- **Instructions for the task**
Transcribe the listing below word for word.

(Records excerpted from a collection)
━━━━

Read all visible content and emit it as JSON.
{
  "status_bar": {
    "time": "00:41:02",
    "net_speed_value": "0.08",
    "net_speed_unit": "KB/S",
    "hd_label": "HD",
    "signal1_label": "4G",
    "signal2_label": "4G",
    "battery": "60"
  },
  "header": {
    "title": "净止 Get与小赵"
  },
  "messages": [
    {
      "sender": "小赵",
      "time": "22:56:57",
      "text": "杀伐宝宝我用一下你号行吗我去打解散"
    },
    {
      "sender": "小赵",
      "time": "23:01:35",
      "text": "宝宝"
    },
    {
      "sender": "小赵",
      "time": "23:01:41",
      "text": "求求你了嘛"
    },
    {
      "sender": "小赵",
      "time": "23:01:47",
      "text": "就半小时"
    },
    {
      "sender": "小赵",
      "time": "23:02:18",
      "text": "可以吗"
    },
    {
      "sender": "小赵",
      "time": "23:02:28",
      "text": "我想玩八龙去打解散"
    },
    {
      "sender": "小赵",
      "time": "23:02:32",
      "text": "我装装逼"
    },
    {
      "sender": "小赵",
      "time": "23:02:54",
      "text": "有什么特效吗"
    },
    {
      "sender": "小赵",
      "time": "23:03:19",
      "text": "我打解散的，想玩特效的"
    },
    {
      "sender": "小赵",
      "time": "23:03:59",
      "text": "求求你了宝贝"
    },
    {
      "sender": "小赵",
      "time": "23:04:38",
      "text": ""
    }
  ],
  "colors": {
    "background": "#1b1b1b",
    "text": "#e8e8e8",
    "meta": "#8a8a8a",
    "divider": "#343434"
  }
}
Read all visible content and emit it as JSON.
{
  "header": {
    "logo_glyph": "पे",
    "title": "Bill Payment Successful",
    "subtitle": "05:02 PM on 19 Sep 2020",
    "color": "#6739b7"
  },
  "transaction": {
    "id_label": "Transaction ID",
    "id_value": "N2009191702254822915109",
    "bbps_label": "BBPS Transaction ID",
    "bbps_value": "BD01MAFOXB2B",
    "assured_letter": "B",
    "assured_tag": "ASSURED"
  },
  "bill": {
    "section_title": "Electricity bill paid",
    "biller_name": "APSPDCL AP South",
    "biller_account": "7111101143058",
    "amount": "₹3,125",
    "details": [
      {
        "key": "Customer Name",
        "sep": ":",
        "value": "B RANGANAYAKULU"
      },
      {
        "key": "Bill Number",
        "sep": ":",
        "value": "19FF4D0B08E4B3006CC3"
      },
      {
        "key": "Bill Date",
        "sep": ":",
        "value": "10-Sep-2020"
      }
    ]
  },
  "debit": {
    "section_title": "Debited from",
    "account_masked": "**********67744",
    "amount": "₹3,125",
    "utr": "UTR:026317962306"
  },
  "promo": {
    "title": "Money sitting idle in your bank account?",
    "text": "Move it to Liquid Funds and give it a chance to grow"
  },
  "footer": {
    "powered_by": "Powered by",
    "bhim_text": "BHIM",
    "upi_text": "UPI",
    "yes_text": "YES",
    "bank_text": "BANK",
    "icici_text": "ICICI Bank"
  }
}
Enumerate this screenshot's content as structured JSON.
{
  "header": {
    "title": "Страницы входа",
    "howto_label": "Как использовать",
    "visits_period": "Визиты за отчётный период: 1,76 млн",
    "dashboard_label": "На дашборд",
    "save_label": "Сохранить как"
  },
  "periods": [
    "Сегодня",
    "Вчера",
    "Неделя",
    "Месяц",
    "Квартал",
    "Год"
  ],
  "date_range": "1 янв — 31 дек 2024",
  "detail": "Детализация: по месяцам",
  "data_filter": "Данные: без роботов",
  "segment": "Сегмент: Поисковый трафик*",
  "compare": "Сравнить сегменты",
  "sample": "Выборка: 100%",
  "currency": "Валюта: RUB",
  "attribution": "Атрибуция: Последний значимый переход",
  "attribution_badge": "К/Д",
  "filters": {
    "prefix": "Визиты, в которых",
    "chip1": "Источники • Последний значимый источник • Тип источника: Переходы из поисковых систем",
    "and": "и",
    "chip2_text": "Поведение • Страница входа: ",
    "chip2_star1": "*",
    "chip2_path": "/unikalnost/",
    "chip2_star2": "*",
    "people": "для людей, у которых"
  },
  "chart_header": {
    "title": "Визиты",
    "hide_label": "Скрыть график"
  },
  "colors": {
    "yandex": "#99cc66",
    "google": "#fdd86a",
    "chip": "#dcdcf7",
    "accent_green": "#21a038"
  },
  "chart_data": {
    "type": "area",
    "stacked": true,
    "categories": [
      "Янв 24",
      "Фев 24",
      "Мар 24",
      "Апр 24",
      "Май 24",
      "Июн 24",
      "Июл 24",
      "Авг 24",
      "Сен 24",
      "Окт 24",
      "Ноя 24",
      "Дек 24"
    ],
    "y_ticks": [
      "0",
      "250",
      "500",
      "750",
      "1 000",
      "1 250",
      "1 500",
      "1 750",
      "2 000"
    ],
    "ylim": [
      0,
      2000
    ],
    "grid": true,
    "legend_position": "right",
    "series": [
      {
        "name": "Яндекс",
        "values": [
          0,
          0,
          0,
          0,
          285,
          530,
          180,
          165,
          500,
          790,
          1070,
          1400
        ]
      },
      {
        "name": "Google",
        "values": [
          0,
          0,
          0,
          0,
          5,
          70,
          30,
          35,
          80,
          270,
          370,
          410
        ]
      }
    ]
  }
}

━━━━

- **Worked answer**
Read all visible content and emit it as JSON.
{
  "status_bar": {
    "time": "00:41:02",
    "net_speed_value": "0.08",
    "net_speed_unit": "KB/S",
    "hd_label": "HD",
    "signal1_label": "4G",
    "signal2_label": "4G",
    "battery": "60"
  },
  "header": {
    "title": "净止 Get与小赵"
  },
  "messages": [
    {
      "sender": "小赵",
      "time": "22:56:57",
      "text": "杀伐宝宝我用一下你号行吗我去打解散"
    },
    {
      "sender": "小赵",
      "time": "23:01:35",
      "text": "宝宝"
    },
    {
      "sender": "小赵",
      "time": "23:01:41",
      "text": "求求你了嘛"
    },
    {
      "sender": "小赵",
      "time": "23:01:47",
      "text": "就半小时"
    },
    {
      "sender": "小赵",
      "time": "23:02:18",
      "text": "可以吗"
    },
    {
      "sender": "小赵",
      "time": "23:02:28",
      "text": "我想玩八龙去打解散"
    },
    {
      "sender": "小赵",
      "time": "23:02:32",
      "text": "我装装逼"
    },
    {
      "sender": "小赵",
      "time": "23:02:54",
      "text": "有什么特效吗"
    },
    {
      "sender": "小赵",
      "time": "23:03:19",
      "text": "我打解散的，想玩特效的"
    },
    {
      "sender": "小赵",
      "time": "23:03:59",
      "text": "求求你了宝贝"
    },
    {
      "sender": "小赵",
      "time": "23:04:38",
      "text": ""
    }
  ],
  "colors": {
    "background": "#1b1b1b",
    "text": "#e8e8e8",
    "meta": "#8a8a8a",
    "divider": "#343434"
  }
}
Read all visible content and emit it as JSON.
{
  "header": {
    "logo_glyph": "पे",
    "title": "Bill Payment Successful",
    "subtitle": "05:02 PM on 19 Sep 2020",
    "color": "#6739b7"
  },
  "transaction": {
    "id_label": "Transaction ID",
    "id_value": "N2009191702254822915109",
    "bbps_label": "BBPS Transaction ID",
    "bbps_value": "BD01MAFOXB2B",
    "assured_letter": "B",
    "assured_tag": "ASSURED"
  },
  "bill": {
    "section_title": "Electricity bill paid",
    "biller_name": "APSPDCL AP South",
    "biller_account": "7111101143058",
    "amount": "₹3,125",
    "details": [
      {
        "key": "Customer Name",
        "sep": ":",
        "value": "B RANGANAYAKULU"
      },
      {
        "key": "Bill Number",
        "sep": ":",
        "value": "19FF4D0B08E4B3006CC3"
      },
      {
        "key": "Bill Date",
        "sep": ":",
        "value": "10-Sep-2020"
      }
    ]
  },
  "debit": {
    "section_title": "Debited from",
    "account_masked": "**********67744",
    "amount": "₹3,125",
    "utr": "UTR:026317962306"
  },
  "promo": {
    "title": "Money sitting idle in your bank account?",
    "text": "Move it to Liquid Funds and give it a chance to grow"
  },
  "footer": {
    "powered_by": "Powered by",
    "bhim_text": "BHIM",
    "upi_text": "UPI",
    "yes_text": "YES",
    "bank_text": "BANK",
    "icici_text": "ICICI Bank"
  }
}
Enumerate this screenshot's content as structured JSON.
{
  "header": {
    "title": "Страницы входа",
    "howto_label": "Как использовать",
    "visits_period": "Визиты за отчётный период: 1,76 млн",
    "dashboard_label": "На дашборд",
    "save_label": "Сохранить как"
  },
  "periods": [
    "Сегодня",
    "Вчера",
    "Неделя",
    "Месяц",
    "Квартал",
    "Год"
  ],
  "date_range": "1 янв — 31 дек 2024",
  "detail": "Детализация: по месяцам",
  "data_filter": "Данные: без роботов",
  "segment": "Сегмент: Поисковый трафик*",
  "compare": "Сравнить сегменты",
  "sample": "Выборка: 100%",
  "currency": "Валюта: RUB",
  "attribution": "Атрибуция: Последний значимый переход",
  "attribution_badge": "К/Д",
  "filters": {
    "prefix": "Визиты, в которых",
    "chip1": "Источники • Последний значимый источник • Тип источника: Переходы из поисковых систем",
    "and": "и",
    "chip2_text": "Поведение • Страница входа: ",
    "chip2_star1": "*",
    "chip2_path": "/unikalnost/",
    "chip2_star2": "*",
    "people": "для людей, у которых"
  },
  "chart_header": {
    "title": "Визиты",
    "hide_label": "Скрыть график"
  },
  "colors": {
    "yandex": "#99cc66",
    "google": "#fdd86a",
    "chip": "#dcdcf7",
    "accent_green": "#21a038"
  },
  "chart_data": {
    "type": "area",
    "stacked": true,
    "categories": [
      "Янв 24",
      "Фев 24",
      "Мар 24",
      "Апр 24",
      "Май 24",
      "Июн 24",
      "Июл 24",
      "Авг 24",
      "Сен 24",
      "Окт 24",
      "Ноя 24",
      "Дек 24"
    ],
    "y_ticks": [
      "0",
      "250",
      "500",
      "750",
      "1 000",
      "1 250",
      "1 500",
      "1 750",
      "2 000"
    ],
    "ylim": [
      0,
      2000
    ],
    "grid": true,
    "legend_position": "right",
    "series": [
      {
        "name": "Яндекс",
        "values": [
          0,
          0,
          0,
          0,
          285,
          530,
          180,
          165,
          500,
          790,
          1070,
          1400
        ]
      },
      {
        "name": "Google",
        "values": [
          0,
          0,
          0,
          0,
          5,
          70,
          30,
          35,
          80,
          270,
          370,
          410
        ]
      }
    ]
  }
}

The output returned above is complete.